++++ Given passage ++++
May 17, 2007
VIA EDGAR
Mr. Paul Cline, Senior Accountant
Mr. Matthew Komar, Staff Accountant
U.S. Securities and Exchange Commission, Mail Stop 4561
Division of Corporation Finance
100 F Street, N.E.
Washington, D.C. 20549
Re: City National Corporation
Form 10-K for Fiscal Year Ended December 31, 2006
SEC File No. 001-10521
Dear Mr. Cline and Mr. Komar:
On behalf of City National Corporation (the “Company”), this letter is in response to the comment letter dated April 11, 2007 from Mr. Cline to Mr. Goldsmith with respect to the Company’s Annual Report on Form 10-K for the year ended December 31, 2006 (the “10-K”). The text of your letter has been included for your reference and the Company’s response is presented below the comment.
Form 10-K for the Fiscal Year Ended December 31, 2006
Note 12 - Derivative Financial Instruments, page A-30
1. Noting your response to our comment in our letter dated March 20, 2007, please tell us the specific nature of the certain certificates of deposits (e.g., brokered CD’s) and debt to which you apply the short method by assuming no ineffectiveness at hedge inception. Also, provide us with a detailed analysis of how your interest rate swaps met each of the criteria established by paragraph 68.
2. Please include the information provided in your response in your future filings, including how you assess hedge effectiveness.
The Company uses interest rate swaps to mitigate the risk of changes in the fair value of certificates of deposits, subordinated debt and other long-term debt.
++++ Given data ++++
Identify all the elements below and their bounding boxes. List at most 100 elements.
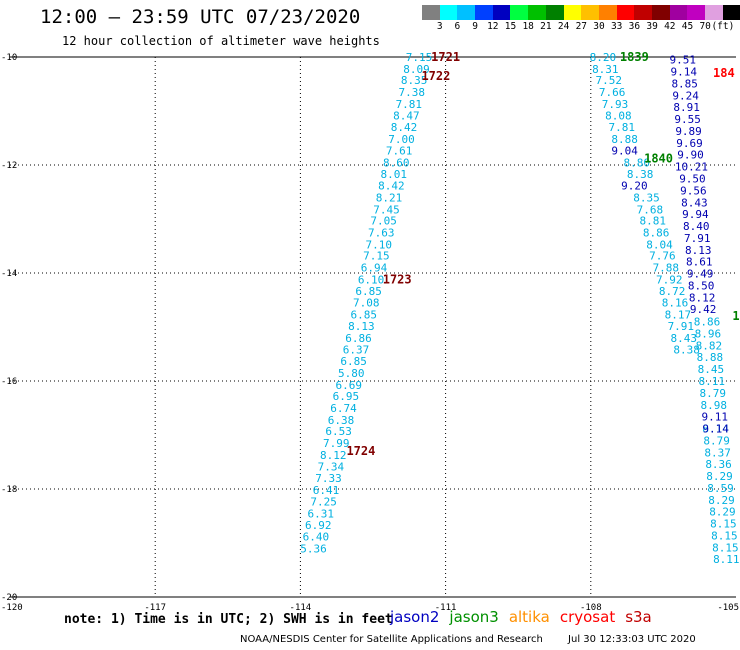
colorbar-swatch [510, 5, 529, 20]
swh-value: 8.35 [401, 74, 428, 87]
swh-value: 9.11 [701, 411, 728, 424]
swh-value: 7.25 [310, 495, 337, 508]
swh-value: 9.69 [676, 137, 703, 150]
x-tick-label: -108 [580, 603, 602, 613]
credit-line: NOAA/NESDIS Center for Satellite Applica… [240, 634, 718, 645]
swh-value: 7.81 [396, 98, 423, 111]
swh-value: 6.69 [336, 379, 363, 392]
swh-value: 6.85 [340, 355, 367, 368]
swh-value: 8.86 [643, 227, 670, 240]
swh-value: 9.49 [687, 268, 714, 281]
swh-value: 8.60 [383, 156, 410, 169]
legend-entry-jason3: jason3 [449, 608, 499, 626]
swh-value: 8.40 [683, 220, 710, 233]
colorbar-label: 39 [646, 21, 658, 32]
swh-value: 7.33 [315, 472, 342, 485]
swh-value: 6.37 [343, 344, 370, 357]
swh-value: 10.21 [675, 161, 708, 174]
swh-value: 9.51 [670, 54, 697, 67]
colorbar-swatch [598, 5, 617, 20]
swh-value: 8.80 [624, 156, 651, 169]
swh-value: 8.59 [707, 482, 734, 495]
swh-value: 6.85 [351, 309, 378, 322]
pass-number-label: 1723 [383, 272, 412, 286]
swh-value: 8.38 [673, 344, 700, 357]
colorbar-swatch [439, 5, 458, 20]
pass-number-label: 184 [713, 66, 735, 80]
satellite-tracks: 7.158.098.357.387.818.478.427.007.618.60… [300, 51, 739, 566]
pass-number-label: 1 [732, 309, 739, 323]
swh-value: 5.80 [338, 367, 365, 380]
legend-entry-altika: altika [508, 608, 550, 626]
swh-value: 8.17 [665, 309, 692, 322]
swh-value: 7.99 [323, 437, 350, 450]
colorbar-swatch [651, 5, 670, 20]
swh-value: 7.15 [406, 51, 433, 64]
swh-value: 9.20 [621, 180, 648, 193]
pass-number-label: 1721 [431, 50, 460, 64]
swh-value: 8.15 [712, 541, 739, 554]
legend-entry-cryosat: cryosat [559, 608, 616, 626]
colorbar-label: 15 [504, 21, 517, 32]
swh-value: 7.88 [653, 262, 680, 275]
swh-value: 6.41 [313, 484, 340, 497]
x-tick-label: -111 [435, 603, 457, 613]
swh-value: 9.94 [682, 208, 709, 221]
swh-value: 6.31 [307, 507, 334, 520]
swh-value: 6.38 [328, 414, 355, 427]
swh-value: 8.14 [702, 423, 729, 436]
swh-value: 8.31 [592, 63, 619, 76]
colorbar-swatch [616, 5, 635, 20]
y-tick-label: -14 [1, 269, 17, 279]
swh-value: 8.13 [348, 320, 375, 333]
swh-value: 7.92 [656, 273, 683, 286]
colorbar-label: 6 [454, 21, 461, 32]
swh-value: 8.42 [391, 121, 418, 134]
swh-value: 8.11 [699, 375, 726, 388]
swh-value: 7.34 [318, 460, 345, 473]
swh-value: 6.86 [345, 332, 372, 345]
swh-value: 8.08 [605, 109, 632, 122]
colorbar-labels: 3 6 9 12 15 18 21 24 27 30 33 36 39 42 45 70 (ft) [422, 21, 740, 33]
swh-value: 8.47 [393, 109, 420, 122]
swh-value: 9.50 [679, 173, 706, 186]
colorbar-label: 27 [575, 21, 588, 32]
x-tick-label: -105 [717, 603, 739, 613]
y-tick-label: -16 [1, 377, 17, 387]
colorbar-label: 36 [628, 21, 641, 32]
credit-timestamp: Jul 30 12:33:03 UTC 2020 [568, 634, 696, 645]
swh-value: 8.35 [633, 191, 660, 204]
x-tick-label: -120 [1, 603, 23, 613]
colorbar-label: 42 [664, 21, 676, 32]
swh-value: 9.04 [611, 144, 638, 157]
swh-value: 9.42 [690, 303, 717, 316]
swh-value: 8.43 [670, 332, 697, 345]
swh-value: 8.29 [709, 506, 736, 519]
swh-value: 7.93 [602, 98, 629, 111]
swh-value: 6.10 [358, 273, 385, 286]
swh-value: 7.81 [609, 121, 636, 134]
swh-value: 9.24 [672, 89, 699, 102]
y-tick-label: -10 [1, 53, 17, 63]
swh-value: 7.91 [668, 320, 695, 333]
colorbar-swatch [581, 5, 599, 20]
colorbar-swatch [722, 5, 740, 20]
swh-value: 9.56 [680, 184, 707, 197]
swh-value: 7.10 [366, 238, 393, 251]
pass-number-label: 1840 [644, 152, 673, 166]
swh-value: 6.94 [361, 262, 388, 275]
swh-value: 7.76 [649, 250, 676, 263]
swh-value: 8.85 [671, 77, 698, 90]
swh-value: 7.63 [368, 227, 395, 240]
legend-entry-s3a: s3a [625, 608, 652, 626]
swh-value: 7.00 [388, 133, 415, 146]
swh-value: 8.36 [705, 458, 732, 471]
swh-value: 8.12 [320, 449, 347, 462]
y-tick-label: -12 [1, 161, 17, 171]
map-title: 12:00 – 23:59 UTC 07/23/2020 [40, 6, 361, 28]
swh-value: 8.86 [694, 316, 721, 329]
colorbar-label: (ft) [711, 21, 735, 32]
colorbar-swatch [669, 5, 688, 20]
++++
++++ Given data ++++
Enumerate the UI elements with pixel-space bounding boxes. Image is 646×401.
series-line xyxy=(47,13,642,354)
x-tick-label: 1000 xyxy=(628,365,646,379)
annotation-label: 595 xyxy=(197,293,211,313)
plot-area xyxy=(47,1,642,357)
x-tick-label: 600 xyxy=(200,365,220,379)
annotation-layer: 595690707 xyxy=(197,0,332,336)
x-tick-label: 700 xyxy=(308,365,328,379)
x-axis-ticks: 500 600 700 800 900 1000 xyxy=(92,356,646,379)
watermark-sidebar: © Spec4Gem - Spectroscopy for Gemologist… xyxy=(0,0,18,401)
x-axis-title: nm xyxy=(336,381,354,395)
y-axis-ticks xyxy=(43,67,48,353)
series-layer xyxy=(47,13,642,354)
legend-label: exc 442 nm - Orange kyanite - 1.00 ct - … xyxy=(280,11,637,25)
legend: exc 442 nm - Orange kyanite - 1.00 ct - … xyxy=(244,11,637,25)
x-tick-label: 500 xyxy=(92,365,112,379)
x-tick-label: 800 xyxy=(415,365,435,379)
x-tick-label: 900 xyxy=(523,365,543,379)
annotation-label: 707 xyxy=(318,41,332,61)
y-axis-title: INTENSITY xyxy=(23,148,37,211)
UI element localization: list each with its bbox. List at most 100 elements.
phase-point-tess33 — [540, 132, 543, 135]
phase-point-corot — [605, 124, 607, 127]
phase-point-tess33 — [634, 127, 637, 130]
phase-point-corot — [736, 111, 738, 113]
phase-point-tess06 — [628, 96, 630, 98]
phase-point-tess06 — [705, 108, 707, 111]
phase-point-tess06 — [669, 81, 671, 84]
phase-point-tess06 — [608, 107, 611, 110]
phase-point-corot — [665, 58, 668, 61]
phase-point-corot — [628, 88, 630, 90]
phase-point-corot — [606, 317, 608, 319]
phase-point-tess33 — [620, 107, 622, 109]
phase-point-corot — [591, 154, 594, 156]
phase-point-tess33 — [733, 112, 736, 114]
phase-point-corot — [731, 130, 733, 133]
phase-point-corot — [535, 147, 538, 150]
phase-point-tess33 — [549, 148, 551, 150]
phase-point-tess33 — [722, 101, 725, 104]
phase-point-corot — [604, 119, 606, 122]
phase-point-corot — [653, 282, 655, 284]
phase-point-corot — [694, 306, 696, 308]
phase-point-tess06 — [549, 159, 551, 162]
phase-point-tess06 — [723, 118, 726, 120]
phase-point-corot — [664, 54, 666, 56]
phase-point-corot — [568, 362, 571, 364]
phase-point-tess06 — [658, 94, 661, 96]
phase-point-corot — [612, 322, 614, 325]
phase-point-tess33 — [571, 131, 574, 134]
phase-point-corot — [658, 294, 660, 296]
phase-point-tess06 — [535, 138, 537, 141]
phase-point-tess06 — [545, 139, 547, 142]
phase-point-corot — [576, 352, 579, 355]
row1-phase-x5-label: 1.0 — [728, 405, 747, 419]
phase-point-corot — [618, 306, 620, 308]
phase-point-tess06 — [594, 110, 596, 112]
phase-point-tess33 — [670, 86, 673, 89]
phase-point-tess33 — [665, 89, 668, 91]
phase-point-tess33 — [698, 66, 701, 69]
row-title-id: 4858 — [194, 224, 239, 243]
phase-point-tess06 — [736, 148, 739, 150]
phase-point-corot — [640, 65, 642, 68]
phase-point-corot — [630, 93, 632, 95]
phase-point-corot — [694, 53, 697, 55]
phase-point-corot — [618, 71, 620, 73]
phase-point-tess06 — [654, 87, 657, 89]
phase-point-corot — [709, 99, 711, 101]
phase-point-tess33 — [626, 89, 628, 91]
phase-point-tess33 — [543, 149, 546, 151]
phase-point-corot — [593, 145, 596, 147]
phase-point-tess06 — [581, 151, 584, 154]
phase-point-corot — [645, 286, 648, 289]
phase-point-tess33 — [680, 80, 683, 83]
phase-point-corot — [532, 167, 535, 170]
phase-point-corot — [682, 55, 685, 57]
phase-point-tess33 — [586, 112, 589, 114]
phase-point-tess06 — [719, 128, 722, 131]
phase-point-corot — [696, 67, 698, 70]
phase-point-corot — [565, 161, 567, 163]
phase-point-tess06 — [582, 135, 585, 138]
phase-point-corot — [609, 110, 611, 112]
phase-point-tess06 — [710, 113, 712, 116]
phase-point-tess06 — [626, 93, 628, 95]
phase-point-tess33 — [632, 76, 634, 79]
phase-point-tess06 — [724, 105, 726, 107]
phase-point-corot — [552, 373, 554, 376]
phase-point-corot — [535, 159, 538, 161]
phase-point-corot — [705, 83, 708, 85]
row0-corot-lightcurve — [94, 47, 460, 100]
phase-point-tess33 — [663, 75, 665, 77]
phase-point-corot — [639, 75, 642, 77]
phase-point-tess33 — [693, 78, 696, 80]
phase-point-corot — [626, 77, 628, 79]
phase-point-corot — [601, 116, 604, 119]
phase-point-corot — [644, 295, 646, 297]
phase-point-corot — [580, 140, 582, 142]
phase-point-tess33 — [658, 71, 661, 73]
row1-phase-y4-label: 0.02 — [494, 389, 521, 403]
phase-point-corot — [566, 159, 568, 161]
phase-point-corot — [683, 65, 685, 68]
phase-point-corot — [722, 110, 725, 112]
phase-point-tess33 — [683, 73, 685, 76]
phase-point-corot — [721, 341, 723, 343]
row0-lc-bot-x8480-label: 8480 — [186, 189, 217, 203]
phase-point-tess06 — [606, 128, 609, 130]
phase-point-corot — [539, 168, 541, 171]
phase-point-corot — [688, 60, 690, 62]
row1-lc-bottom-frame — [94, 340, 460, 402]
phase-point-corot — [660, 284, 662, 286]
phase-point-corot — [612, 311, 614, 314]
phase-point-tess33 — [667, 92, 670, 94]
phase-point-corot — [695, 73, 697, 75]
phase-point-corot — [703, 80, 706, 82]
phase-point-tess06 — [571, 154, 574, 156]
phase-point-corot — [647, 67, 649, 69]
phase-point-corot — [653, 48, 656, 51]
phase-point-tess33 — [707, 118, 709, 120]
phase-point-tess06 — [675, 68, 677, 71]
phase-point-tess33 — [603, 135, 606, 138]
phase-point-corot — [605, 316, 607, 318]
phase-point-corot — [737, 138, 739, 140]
++++
++++ Given data ++++
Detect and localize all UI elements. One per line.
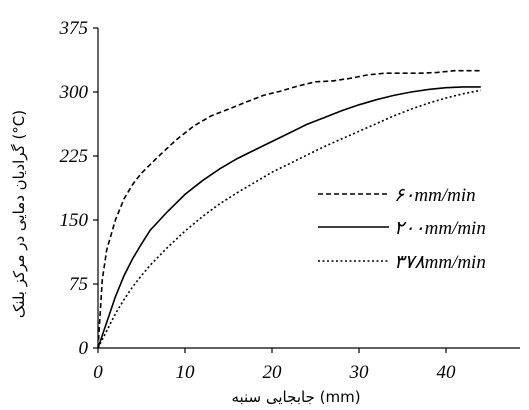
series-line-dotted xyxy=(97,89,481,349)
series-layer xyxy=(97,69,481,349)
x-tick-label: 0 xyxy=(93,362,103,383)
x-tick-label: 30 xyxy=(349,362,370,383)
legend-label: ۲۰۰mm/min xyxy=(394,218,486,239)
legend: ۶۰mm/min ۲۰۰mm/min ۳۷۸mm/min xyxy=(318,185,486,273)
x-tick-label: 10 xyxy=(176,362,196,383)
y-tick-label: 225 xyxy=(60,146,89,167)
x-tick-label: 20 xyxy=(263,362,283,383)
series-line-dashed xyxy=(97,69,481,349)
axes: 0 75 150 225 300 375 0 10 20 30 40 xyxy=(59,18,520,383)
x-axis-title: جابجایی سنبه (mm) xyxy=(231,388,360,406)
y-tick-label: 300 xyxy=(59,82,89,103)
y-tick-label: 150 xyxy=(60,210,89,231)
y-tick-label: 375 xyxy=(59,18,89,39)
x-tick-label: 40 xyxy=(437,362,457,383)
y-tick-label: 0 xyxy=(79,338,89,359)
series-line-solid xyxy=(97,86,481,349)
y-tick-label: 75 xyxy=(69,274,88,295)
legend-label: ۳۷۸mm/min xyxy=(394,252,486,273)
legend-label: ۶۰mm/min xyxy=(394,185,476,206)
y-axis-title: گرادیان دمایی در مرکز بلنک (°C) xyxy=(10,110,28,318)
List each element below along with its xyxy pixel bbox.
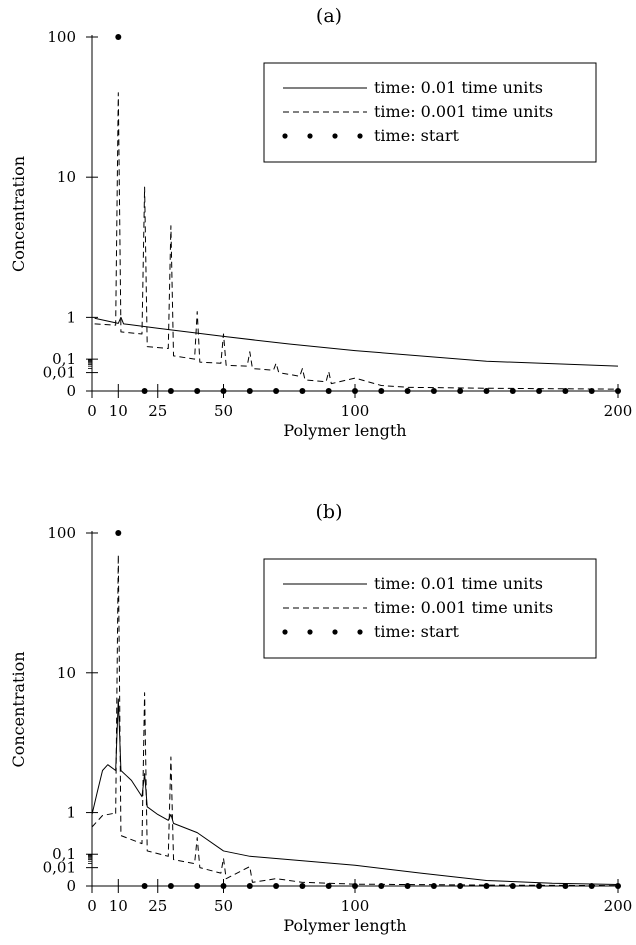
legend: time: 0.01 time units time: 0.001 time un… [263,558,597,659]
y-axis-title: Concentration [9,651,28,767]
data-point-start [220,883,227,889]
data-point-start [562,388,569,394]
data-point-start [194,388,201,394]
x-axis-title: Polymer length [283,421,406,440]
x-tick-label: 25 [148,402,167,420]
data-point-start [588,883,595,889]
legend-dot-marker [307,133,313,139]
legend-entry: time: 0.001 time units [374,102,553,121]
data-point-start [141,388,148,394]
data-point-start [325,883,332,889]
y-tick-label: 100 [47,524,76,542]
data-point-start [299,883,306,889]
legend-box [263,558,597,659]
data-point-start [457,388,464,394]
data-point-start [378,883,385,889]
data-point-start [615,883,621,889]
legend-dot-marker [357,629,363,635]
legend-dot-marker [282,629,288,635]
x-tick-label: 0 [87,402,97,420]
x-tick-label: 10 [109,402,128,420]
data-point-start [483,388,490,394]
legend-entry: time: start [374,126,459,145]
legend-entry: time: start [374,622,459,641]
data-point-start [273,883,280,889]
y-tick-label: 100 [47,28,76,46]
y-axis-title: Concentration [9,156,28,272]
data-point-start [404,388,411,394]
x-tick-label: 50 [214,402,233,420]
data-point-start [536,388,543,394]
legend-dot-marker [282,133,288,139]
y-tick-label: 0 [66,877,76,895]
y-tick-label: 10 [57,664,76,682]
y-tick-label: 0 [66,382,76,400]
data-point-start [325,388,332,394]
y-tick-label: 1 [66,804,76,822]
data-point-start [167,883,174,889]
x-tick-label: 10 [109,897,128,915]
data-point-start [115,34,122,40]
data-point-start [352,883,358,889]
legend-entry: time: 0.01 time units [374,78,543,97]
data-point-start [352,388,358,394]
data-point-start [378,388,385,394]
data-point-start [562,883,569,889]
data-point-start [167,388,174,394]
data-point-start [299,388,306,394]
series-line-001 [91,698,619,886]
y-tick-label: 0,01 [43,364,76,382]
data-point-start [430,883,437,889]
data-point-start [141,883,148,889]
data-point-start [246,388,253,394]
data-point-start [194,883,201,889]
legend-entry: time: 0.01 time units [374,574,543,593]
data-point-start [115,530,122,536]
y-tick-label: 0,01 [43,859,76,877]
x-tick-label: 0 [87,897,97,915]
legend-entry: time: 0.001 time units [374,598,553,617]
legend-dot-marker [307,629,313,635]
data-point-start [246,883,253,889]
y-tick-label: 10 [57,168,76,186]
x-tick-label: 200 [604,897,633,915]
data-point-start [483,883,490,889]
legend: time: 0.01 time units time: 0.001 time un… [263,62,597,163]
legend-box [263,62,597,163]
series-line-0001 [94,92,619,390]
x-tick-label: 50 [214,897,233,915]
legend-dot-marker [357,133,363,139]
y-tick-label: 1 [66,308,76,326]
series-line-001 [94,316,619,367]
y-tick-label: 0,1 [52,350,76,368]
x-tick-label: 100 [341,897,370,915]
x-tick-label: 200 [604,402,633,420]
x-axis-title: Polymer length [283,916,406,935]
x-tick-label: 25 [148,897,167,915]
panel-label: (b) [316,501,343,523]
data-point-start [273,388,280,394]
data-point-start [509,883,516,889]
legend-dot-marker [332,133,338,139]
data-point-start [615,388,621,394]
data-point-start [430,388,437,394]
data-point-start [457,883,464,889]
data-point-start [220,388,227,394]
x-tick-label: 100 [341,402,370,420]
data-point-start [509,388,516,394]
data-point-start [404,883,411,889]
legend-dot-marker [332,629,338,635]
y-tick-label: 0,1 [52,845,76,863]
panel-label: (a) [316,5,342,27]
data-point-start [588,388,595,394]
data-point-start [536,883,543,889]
++++
** Requirements **
**a)** Answer these from the letter to the SEC, one line each:
(i) What is the date of the comment letter that the Company is responding to?
(ii) Which note and page of the 10-K does the comment concern?
(iii) What risk does the Company use interest rate swaps to mitigate?
**b)** Copy the stretch of the letter to the SEC from "2. Please include" through "other long-term debt.", and replace "subordinated debt" with "senior debt".

** Exercise results **
**a)**
(i) April 11, 2007
(ii) Note 12 - Derivative Financial Instruments, page A-30
(iii) The risk of changes in the fair value of certificates of deposits, subordinated debt and other long-term debt

**b)**
2. Please include the information provided in your response in your future filings, including how you assess hedge effectiveness.
The Company uses interest rate swaps to mitigate the risk of changes in the fair value of certificates of deposits, senior debt and other long-term debt.